_Materials provided_

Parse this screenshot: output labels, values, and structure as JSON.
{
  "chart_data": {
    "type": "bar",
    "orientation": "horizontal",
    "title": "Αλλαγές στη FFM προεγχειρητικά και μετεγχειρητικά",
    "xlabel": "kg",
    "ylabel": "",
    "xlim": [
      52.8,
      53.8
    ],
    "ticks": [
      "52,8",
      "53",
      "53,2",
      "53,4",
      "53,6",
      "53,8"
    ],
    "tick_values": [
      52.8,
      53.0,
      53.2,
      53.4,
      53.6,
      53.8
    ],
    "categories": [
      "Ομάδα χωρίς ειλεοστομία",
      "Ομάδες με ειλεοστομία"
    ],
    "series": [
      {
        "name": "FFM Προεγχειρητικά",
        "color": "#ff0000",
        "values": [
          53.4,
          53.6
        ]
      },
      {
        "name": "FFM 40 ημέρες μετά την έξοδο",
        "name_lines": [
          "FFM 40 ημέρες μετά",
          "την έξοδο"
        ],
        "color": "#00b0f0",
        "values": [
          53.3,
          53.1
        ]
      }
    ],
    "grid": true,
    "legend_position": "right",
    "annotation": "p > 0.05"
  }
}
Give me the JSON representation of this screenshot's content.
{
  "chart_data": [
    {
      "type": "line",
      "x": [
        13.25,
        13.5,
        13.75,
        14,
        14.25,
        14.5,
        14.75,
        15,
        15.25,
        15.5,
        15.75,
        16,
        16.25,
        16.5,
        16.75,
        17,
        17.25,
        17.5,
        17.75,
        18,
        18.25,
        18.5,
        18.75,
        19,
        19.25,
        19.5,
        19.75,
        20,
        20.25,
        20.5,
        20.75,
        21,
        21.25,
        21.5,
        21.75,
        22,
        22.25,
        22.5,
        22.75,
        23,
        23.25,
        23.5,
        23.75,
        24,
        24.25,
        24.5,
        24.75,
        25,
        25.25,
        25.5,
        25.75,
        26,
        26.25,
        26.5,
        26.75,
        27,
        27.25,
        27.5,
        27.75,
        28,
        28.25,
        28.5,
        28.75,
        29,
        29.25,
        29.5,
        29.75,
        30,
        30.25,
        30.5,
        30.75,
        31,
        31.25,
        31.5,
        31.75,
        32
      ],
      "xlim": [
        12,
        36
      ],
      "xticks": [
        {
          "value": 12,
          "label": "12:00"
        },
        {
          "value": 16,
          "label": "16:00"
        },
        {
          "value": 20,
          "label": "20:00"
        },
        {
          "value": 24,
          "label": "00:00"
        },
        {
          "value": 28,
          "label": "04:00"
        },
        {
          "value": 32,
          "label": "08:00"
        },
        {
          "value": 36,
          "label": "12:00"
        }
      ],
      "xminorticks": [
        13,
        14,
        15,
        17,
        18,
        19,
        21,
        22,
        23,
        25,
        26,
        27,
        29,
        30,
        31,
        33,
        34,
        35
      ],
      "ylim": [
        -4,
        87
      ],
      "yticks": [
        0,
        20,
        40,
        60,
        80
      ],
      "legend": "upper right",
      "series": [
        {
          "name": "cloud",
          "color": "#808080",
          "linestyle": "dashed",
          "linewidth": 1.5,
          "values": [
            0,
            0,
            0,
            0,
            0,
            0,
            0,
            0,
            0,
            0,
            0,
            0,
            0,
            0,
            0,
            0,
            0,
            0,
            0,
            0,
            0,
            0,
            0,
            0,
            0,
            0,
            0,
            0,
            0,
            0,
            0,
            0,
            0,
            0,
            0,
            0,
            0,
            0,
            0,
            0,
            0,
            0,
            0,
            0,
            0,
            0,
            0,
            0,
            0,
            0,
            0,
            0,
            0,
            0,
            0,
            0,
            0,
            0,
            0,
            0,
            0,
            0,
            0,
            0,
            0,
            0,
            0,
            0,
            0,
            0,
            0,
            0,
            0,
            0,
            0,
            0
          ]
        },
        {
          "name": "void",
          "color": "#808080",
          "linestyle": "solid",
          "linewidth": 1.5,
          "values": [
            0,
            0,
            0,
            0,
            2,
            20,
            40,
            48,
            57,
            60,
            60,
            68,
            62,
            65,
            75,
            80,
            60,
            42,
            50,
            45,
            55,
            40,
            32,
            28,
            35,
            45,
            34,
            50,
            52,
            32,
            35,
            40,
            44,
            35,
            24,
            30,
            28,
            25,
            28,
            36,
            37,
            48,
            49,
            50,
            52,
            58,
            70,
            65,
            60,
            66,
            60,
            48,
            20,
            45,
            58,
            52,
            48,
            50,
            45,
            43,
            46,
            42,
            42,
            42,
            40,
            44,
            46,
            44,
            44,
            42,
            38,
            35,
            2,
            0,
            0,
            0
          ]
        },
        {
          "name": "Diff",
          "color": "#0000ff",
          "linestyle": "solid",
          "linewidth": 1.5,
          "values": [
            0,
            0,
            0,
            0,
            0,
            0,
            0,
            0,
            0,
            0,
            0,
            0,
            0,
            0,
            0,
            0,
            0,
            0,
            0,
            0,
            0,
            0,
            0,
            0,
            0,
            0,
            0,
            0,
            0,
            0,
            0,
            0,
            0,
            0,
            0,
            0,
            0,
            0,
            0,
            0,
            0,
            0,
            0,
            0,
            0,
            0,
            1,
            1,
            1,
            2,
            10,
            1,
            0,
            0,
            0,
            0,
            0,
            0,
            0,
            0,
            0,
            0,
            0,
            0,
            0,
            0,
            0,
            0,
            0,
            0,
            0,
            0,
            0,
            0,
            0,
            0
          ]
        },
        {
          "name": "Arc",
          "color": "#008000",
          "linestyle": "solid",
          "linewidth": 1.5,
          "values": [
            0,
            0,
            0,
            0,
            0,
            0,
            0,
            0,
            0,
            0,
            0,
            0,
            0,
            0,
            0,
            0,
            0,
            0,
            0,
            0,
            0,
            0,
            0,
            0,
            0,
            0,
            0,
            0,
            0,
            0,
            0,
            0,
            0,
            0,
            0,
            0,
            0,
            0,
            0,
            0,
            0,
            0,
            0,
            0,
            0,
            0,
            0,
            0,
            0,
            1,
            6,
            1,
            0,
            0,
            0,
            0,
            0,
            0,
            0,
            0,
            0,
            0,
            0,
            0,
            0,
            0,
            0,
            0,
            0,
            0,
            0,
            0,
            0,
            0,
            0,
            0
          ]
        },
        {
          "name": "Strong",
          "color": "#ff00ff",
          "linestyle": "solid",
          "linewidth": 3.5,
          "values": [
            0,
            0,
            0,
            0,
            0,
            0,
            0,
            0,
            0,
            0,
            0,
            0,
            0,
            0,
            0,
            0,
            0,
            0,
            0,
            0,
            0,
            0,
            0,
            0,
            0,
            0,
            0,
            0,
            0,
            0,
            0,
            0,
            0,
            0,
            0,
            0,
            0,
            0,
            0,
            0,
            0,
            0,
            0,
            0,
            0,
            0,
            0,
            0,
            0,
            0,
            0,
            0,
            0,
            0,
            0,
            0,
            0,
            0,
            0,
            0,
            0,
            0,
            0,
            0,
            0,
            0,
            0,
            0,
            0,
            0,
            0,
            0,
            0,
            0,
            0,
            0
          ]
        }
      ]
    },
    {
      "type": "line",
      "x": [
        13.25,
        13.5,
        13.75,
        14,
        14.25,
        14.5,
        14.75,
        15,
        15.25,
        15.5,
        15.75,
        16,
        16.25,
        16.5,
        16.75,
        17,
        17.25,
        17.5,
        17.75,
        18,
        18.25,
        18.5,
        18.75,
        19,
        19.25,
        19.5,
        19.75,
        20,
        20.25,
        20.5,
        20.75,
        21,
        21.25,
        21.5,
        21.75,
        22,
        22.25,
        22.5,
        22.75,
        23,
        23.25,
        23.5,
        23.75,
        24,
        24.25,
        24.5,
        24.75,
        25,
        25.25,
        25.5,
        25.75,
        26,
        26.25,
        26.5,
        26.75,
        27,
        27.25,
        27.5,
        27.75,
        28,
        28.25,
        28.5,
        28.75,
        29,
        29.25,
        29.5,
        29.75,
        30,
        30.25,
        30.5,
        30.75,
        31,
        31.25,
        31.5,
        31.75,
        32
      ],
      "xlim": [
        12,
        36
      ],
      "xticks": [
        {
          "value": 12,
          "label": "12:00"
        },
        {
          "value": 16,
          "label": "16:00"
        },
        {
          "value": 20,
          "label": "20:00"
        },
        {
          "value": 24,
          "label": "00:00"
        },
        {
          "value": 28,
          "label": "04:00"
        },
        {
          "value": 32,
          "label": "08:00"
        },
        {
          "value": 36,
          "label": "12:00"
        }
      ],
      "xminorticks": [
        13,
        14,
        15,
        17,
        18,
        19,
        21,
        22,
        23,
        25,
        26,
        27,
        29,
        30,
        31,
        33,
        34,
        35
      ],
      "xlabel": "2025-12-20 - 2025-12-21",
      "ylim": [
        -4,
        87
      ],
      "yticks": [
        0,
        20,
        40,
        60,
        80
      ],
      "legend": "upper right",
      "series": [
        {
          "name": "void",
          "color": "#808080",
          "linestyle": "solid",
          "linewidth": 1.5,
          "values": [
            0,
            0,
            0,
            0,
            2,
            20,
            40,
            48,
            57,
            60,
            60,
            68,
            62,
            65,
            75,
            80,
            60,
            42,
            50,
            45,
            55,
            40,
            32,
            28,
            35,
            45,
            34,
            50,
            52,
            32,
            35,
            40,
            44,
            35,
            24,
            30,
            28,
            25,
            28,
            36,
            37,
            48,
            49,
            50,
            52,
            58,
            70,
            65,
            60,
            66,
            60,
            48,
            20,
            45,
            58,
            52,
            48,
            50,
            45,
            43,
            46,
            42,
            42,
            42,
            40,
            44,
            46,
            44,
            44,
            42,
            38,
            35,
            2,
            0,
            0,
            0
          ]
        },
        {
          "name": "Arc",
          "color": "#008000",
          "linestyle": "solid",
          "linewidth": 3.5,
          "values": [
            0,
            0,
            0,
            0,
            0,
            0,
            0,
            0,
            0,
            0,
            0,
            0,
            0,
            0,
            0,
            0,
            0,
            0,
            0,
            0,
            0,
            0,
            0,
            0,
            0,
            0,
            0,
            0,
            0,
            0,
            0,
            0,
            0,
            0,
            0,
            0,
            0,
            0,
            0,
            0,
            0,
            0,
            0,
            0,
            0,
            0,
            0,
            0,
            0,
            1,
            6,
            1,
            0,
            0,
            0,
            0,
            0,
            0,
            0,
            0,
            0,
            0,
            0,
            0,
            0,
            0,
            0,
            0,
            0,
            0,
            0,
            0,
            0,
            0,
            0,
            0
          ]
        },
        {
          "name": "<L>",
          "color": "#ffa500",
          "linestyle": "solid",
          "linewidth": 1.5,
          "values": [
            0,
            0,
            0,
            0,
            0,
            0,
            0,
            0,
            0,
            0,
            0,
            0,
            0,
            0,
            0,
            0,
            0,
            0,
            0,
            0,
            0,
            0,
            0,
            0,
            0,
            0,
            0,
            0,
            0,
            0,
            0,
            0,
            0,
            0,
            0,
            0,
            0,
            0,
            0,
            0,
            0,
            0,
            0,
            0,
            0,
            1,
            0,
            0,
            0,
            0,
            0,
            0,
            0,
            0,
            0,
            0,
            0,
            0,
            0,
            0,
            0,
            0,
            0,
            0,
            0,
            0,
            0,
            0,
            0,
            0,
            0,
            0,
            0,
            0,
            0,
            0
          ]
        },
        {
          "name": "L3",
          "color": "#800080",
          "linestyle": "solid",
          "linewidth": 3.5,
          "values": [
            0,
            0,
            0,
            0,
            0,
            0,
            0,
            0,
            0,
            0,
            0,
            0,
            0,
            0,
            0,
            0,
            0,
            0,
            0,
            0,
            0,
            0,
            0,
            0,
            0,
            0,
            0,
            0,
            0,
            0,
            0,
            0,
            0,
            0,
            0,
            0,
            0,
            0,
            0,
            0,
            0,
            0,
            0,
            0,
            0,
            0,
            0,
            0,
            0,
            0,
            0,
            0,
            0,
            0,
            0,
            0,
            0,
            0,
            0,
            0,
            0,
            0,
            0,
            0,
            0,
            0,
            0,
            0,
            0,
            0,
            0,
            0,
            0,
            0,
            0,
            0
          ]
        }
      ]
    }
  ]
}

_Task prompt_
Using the material above, gather every line that includes "color".

_Answer to the exercise_
        "color": "#ff0000",
        "color": "#00b0f0",
          "color": "#808080",
          "color": "#808080",
          "color": "#0000ff",
          "color": "#008000",
          "color": "#ff00ff",
          "color": "#808080",
          "color": "#008000",
          "color": "#ffa500",
          "color": "#800080",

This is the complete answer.